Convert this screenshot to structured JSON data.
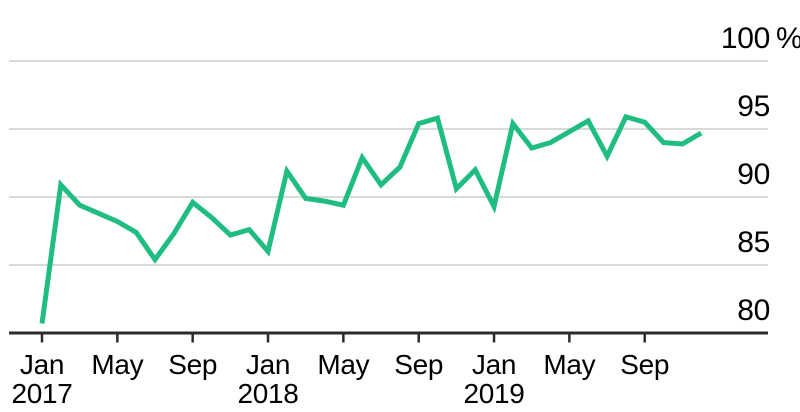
{
  "chart": {
    "colors": {
      "line": "#20bd82",
      "grid": "#d9d9d9",
      "axis": "#2b2b2b",
      "text": "#000000",
      "background": "#ffffff"
    }
  },
  "chart_data": {
    "type": "line",
    "y_unit": "%",
    "ylim": [
      80,
      100
    ],
    "yticks": [
      100,
      95,
      90,
      85,
      80
    ],
    "ytick_labels": [
      "100",
      "95",
      "90",
      "85",
      "80"
    ],
    "grid": true,
    "legend": false,
    "y_axis_side": "right",
    "x": [
      "Jan 2017",
      "Feb 2017",
      "Mar 2017",
      "Apr 2017",
      "May 2017",
      "Jun 2017",
      "Jul 2017",
      "Aug 2017",
      "Sep 2017",
      "Oct 2017",
      "Nov 2017",
      "Dec 2017",
      "Jan 2018",
      "Feb 2018",
      "Mar 2018",
      "Apr 2018",
      "May 2018",
      "Jun 2018",
      "Jul 2018",
      "Aug 2018",
      "Sep 2018",
      "Oct 2018",
      "Nov 2018",
      "Dec 2018",
      "Jan 2019",
      "Feb 2019",
      "Mar 2019",
      "Apr 2019",
      "May 2019",
      "Jun 2019",
      "Jul 2019",
      "Aug 2019",
      "Sep 2019",
      "Oct 2019",
      "Nov 2019",
      "Dec 2019"
    ],
    "values": [
      80.7,
      90.9,
      89.4,
      88.8,
      88.2,
      87.4,
      85.4,
      87.3,
      89.6,
      88.5,
      87.2,
      87.6,
      86.0,
      91.9,
      89.9,
      89.7,
      89.4,
      92.9,
      90.9,
      92.2,
      95.4,
      95.8,
      90.6,
      92.0,
      89.3,
      95.4,
      93.6,
      94.0,
      94.8,
      95.6,
      93.0,
      95.9,
      95.5,
      94.0,
      93.9,
      94.7
    ],
    "x_ticks": [
      {
        "index": 0,
        "label": "Jan",
        "year": "2017"
      },
      {
        "index": 4,
        "label": "May"
      },
      {
        "index": 8,
        "label": "Sep"
      },
      {
        "index": 12,
        "label": "Jan",
        "year": "2018"
      },
      {
        "index": 16,
        "label": "May"
      },
      {
        "index": 20,
        "label": "Sep"
      },
      {
        "index": 24,
        "label": "Jan",
        "year": "2019"
      },
      {
        "index": 28,
        "label": "May"
      },
      {
        "index": 32,
        "label": "Sep"
      }
    ]
  }
}
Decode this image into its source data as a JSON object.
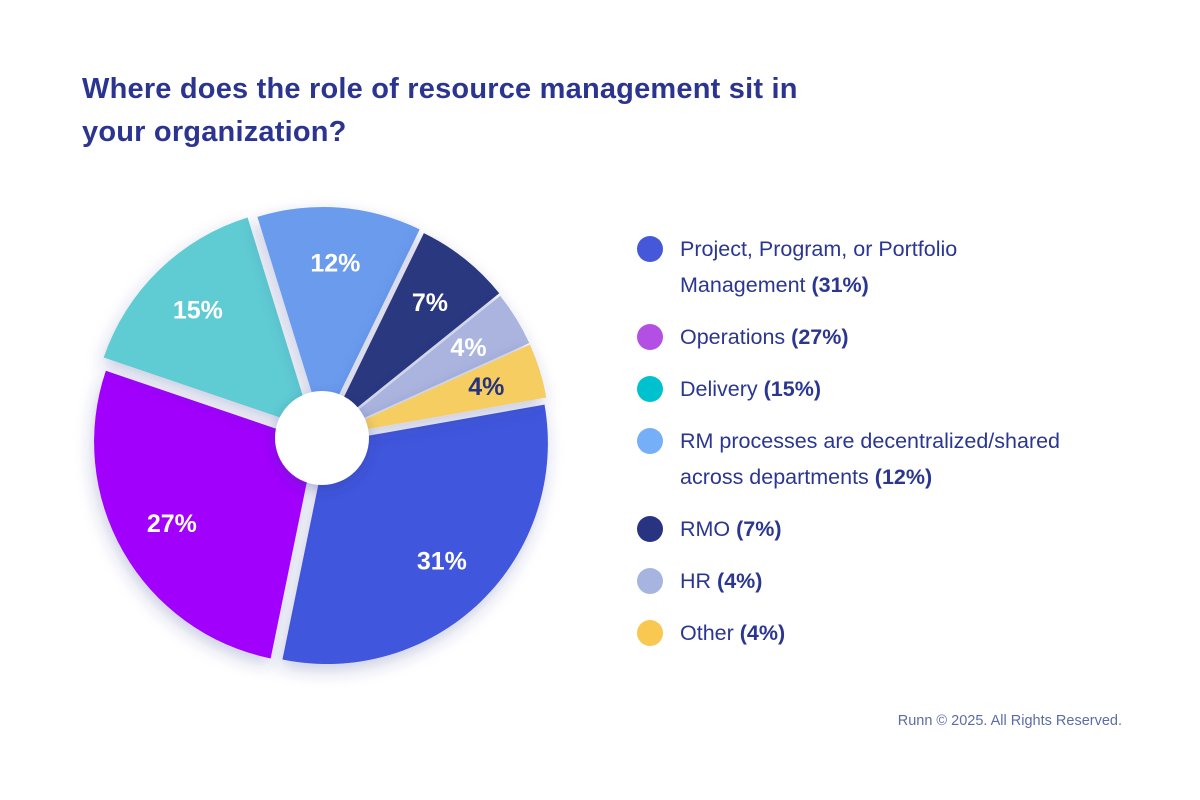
{
  "title_lines": [
    "Where does the role of resource management sit in",
    "your organization?"
  ],
  "footer": "Runn © 2025. All Rights Reserved.",
  "colors": {
    "background": "#ffffff",
    "title_text": "#2b3590",
    "legend_text": "#2b3690",
    "footer_text": "#5c6ca8"
  },
  "chart_data": {
    "type": "pie",
    "title": "Where does the role of resource management sit in your organization?",
    "total": 100,
    "hole": true,
    "legend_position": "right",
    "series": [
      {
        "key": "ppm",
        "label": "Project, Program, or Portfolio Management",
        "pct_label": "(31%)",
        "slice_label": "31%",
        "value": 31,
        "pie_color": "#4156dc",
        "legend_color": "#4558d9",
        "slice_label_color": "#ffffff"
      },
      {
        "key": "operations",
        "label": "Operations",
        "pct_label": "(27%)",
        "slice_label": "27%",
        "value": 27,
        "pie_color": "#a100fc",
        "legend_color": "#b44fe3",
        "slice_label_color": "#ffffff"
      },
      {
        "key": "delivery",
        "label": "Delivery",
        "pct_label": "(15%)",
        "slice_label": "15%",
        "value": 15,
        "pie_color": "#5fcbd2",
        "legend_color": "#00c2cf",
        "slice_label_color": "#ffffff"
      },
      {
        "key": "rm-decentralized",
        "label": "RM processes are decentralized/shared across departments",
        "pct_label": "(12%)",
        "slice_label": "12%",
        "value": 12,
        "pie_color": "#6b9bed",
        "legend_color": "#74aff7",
        "slice_label_color": "#ffffff"
      },
      {
        "key": "rmo",
        "label": "RMO",
        "pct_label": "(7%)",
        "slice_label": "7%",
        "value": 7,
        "pie_color": "#293980",
        "legend_color": "#283482",
        "slice_label_color": "#ffffff"
      },
      {
        "key": "hr",
        "label": "HR",
        "pct_label": "(4%)",
        "slice_label": "4%",
        "value": 4,
        "pie_color": "#aab4de",
        "legend_color": "#a8b4e0",
        "slice_label_color": "#ffffff"
      },
      {
        "key": "other",
        "label": "Other",
        "pct_label": "(4%)",
        "slice_label": "4%",
        "value": 4,
        "pie_color": "#f6cd60",
        "legend_color": "#f8c851",
        "slice_label_color": "#27337c"
      }
    ]
  }
}
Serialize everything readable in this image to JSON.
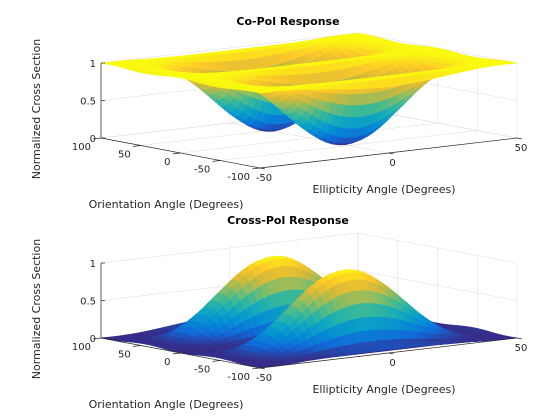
{
  "chart_data": [
    {
      "type": "surface",
      "title": "Co-Pol Response",
      "xlabel": "Ellipticity Angle (Degrees)",
      "ylabel": "Orientation Angle (Degrees)",
      "zlabel": "Normalized Cross Section",
      "xlim": [
        -50,
        50
      ],
      "ylim": [
        -100,
        100
      ],
      "zlim": [
        0,
        1
      ],
      "xticks": [
        -50,
        0,
        50
      ],
      "yticks": [
        -100,
        -50,
        0,
        50,
        100
      ],
      "zticks": [
        0,
        0.5,
        1
      ],
      "ytick_labels": [
        "-100",
        "-50",
        "0",
        "50",
        "100"
      ],
      "xtick_labels": [
        "-50",
        "0",
        "50"
      ],
      "ztick_labels": [
        "0",
        "0.5",
        "1"
      ],
      "formula": "cos^2(2*chi) * cos^2(2*psi) + sin^2(2*chi)",
      "grid": true,
      "colormap": "parula",
      "grid_resolution": 41
    },
    {
      "type": "surface",
      "title": "Cross-Pol Response",
      "xlabel": "Ellipticity Angle (Degrees)",
      "ylabel": "Orientation Angle (Degrees)",
      "zlabel": "Normalized Cross Section",
      "xlim": [
        -50,
        50
      ],
      "ylim": [
        -100,
        100
      ],
      "zlim": [
        0,
        1
      ],
      "xticks": [
        -50,
        0,
        50
      ],
      "yticks": [
        -100,
        -50,
        0,
        50,
        100
      ],
      "zticks": [
        0,
        0.5,
        1
      ],
      "ytick_labels": [
        "-100",
        "-50",
        "0",
        "50",
        "100"
      ],
      "xtick_labels": [
        "-50",
        "0",
        "50"
      ],
      "ztick_labels": [
        "0",
        "0.5",
        "1"
      ],
      "formula": "cos^2(2*chi) * sin^2(2*psi)",
      "grid": true,
      "colormap": "parula",
      "grid_resolution": 41
    }
  ]
}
+-------+
GOAL
Please write out all the data again word for word, but not the pictures.

RESULT
Convert this screenshot to structured JSON data.
{
  "chart": {
    "colors": {
      "line": "#20bd82",
      "grid": "#d9d9d9",
      "axis": "#2b2b2b",
      "text": "#000000",
      "background": "#ffffff"
    }
  },
  "chart_data": {
    "type": "line",
    "y_unit": "%",
    "ylim": [
      80,
      100
    ],
    "yticks": [
      100,
      95,
      90,
      85,
      80
    ],
    "ytick_labels": [
      "100",
      "95",
      "90",
      "85",
      "80"
    ],
    "grid": true,
    "legend": false,
    "y_axis_side": "right",
    "x": [
      "Jan 2017",
      "Feb 2017",
      "Mar 2017",
      "Apr 2017",
      "May 2017",
      "Jun 2017",
      "Jul 2017",
      "Aug 2017",
      "Sep 2017",
      "Oct 2017",
      "Nov 2017",
      "Dec 2017",
      "Jan 2018",
      "Feb 2018",
      "Mar 2018",
      "Apr 2018",
      "May 2018",
      "Jun 2018",
      "Jul 2018",
      "Aug 2018",
      "Sep 2018",
      "Oct 2018",
      "Nov 2018",
      "Dec 2018",
      "Jan 2019",
      "Feb 2019",
      "Mar 2019",
      "Apr 2019",
      "May 2019",
      "Jun 2019",
      "Jul 2019",
      "Aug 2019",
      "Sep 2019",
      "Oct 2019",
      "Nov 2019",
      "Dec 2019"
    ],
    "values": [
      80.7,
      90.9,
      89.4,
      88.8,
      88.2,
      87.4,
      85.4,
      87.3,
      89.6,
      88.5,
      87.2,
      87.6,
      86.0,
      91.9,
      89.9,
      89.7,
      89.4,
      92.9,
      90.9,
      92.2,
      95.4,
      95.8,
      90.6,
      92.0,
      89.3,
      95.4,
      93.6,
      94.0,
      94.8,
      95.6,
      93.0,
      95.9,
      95.5,
      94.0,
      93.9,
      94.7
    ],
    "x_ticks": [
      {
        "index": 0,
        "label": "Jan",
        "year": "2017"
      },
      {
        "index": 4,
        "label": "May"
      },
      {
        "index": 8,
        "label": "Sep"
      },
      {
        "index": 12,
        "label": "Jan",
        "year": "2018"
      },
      {
        "index": 16,
        "label": "May"
      },
      {
        "index": 20,
        "label": "Sep"
      },
      {
        "index": 24,
        "label": "Jan",
        "year": "2019"
      },
      {
        "index": 28,
        "label": "May"
      },
      {
        "index": 32,
        "label": "Sep"
      }
    ]
  }
}
Decode this image into its source data as a JSON object.
{
  "title_lines": [
    "Where does the role of resource management sit in",
    "your organization?"
  ],
  "footer": "Runn © 2025. All Rights Reserved.",
  "colors": {
    "background": "#ffffff",
    "title_text": "#2b3590",
    "legend_text": "#2b3690",
    "footer_text": "#5c6ca8"
  },
  "chart_data": {
    "type": "pie",
    "title": "Where does the role of resource management sit in your organization?",
    "total": 100,
    "hole": true,
    "legend_position": "right",
    "series": [
      {
        "key": "ppm",
        "label": "Project, Program, or Portfolio Management",
        "pct_label": "(31%)",
        "slice_label": "31%",
        "value": 31,
        "pie_color": "#4156dc",
        "legend_color": "#4558d9",
        "slice_label_color": "#ffffff"
      },
      {
        "key": "operations",
        "label": "Operations",
        "pct_label": "(27%)",
        "slice_label": "27%",
        "value": 27,
        "pie_color": "#a100fc",
        "legend_color": "#b44fe3",
        "slice_label_color": "#ffffff"
      },
      {
        "key": "delivery",
        "label": "Delivery",
        "pct_label": "(15%)",
        "slice_label": "15%",
        "value": 15,
        "pie_color": "#5fcbd2",
        "legend_color": "#00c2cf",
        "slice_label_color": "#ffffff"
      },
      {
        "key": "rm-decentralized",
        "label": "RM processes are decentralized/shared across departments",
        "pct_label": "(12%)",
        "slice_label": "12%",
        "value": 12,
        "pie_color": "#6b9bed",
        "legend_color": "#74aff7",
        "slice_label_color": "#ffffff"
      },
      {
        "key": "rmo",
        "label": "RMO",
        "pct_label": "(7%)",
        "slice_label": "7%",
        "value": 7,
        "pie_color": "#293980",
        "legend_color": "#283482",
        "slice_label_color": "#ffffff"
      },
      {
        "key": "hr",
        "label": "HR",
        "pct_label": "(4%)",
        "slice_label": "4%",
        "value": 4,
        "pie_color": "#aab4de",
        "legend_color": "#a8b4e0",
        "slice_label_color": "#ffffff"
      },
      {
        "key": "other",
        "label": "Other",
        "pct_label": "(4%)",
        "slice_label": "4%",
        "value": 4,
        "pie_color": "#f6cd60",
        "legend_color": "#f8c851",
        "slice_label_color": "#27337c"
      }
    ]
  }
}
Serialize everything readable in this image to JSON.
{
  "chart_data": [
    {
      "type": "surface",
      "title": "Co-Pol Response",
      "xlabel": "Ellipticity Angle (Degrees)",
      "ylabel": "Orientation Angle (Degrees)",
      "zlabel": "Normalized Cross Section",
      "xlim": [
        -50,
        50
      ],
      "ylim": [
        -100,
        100
      ],
      "zlim": [
        0,
        1
      ],
      "xticks": [
        -50,
        0,
        50
      ],
      "yticks": [
        -100,
        -50,
        0,
        50,
        100
      ],
      "zticks": [
        0,
        0.5,
        1
      ],
      "ytick_labels": [
        "-100",
        "-50",
        "0",
        "50",
        "100"
      ],
      "xtick_labels": [
        "-50",
        "0",
        "50"
      ],
      "ztick_labels": [
        "0",
        "0.5",
        "1"
      ],
      "formula": "cos^2(2*chi) * cos^2(2*psi) + sin^2(2*chi)",
      "grid": true,
      "colormap": "parula",
      "grid_resolution": 41
    },
    {
      "type": "surface",
      "title": "Cross-Pol Response",
      "xlabel": "Ellipticity Angle (Degrees)",
      "ylabel": "Orientation Angle (Degrees)",
      "zlabel": "Normalized Cross Section",
      "xlim": [
        -50,
        50
      ],
      "ylim": [
        -100,
        100
      ],
      "zlim": [
        0,
        1
      ],
      "xticks": [
        -50,
        0,
        50
      ],
      "yticks": [
        -100,
        -50,
        0,
        50,
        100
      ],
      "zticks": [
        0,
        0.5,
        1
      ],
      "ytick_labels": [
        "-100",
        "-50",
        "0",
        "50",
        "100"
      ],
      "xtick_labels": [
        "-50",
        "0",
        "50"
      ],
      "ztick_labels": [
        "0",
        "0.5",
        "1"
      ],
      "formula": "cos^2(2*chi) * sin^2(2*psi)",
      "grid": true,
      "colormap": "parula",
      "grid_resolution": 41
    }
  ]
}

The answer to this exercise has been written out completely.